[Saved data entries]
========

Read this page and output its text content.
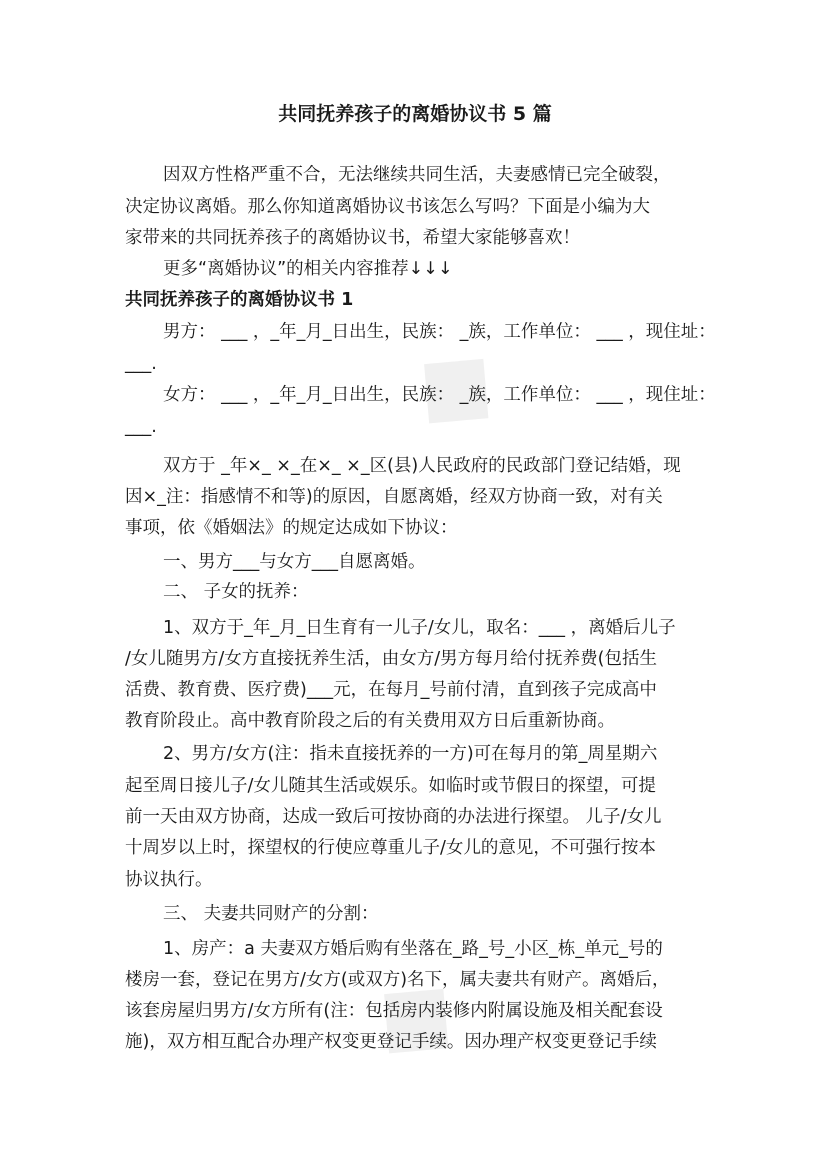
◆
◆
共同抚养孩子的离婚协议书 5 篇
因双方性格严重不合，无法继续共同生活，夫妻感情已完全破裂，
决定协议离婚。那么你知道离婚协议书该怎么写吗？下面是小编为大
家带来的共同抚养孩子的离婚协议书，希望大家能够喜欢！
更多“离婚协议”的相关内容推荐↓↓↓
共同抚养孩子的离婚协议书 1
男方： ___ ，_年_月_日出生，民族： _族，工作单位： ___ ，现住址：
___.
女方： ___ ，_年_月_日出生，民族： _族，工作单位： ___ ，现住址：
___.
双方于 _年×_ ×_在×_ ×_区(县)人民政府的民政部门登记结婚，现
因×_注：指感情不和等)的原因，自愿离婚，经双方协商一致，对有关
事项，依《婚姻法》的规定达成如下协议：
一、男方___与女方___自愿离婚。
二、 子女的抚养：
1、双方于_年_月_日生育有一儿子/女儿，取名：___ ，离婚后儿子
/女儿随男方/女方直接抚养生活，由女方/男方每月给付抚养费(包括生
活费、教育费、医疗费)___元，在每月_号前付清，直到孩子完成高中
教育阶段止。高中教育阶段之后的有关费用双方日后重新协商。
2、男方/女方(注：指未直接抚养的一方)可在每月的第_周星期六
起至周日接儿子/女儿随其生活或娱乐。如临时或节假日的探望，可提
前一天由双方协商，达成一致后可按协商的办法进行探望。 儿子/女儿
十周岁以上时，探望权的行使应尊重儿子/女儿的意见，不可强行按本
协议执行。
三、 夫妻共同财产的分割：
1、房产：a 夫妻双方婚后购有坐落在_路_号_小区_栋_单元_号的
楼房一套，登记在男方/女方(或双方)名下，属夫妻共有财产。离婚后，
该套房屋归男方/女方所有(注：包括房内装修内附属设施及相关配套设
施)，双方相互配合办理产权变更登记手续。因办理产权变更登记手续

========

(What the exercise asks) What is the number of lines that hold the string "工作单位"? Give it alone.

(Response to the exercise) 2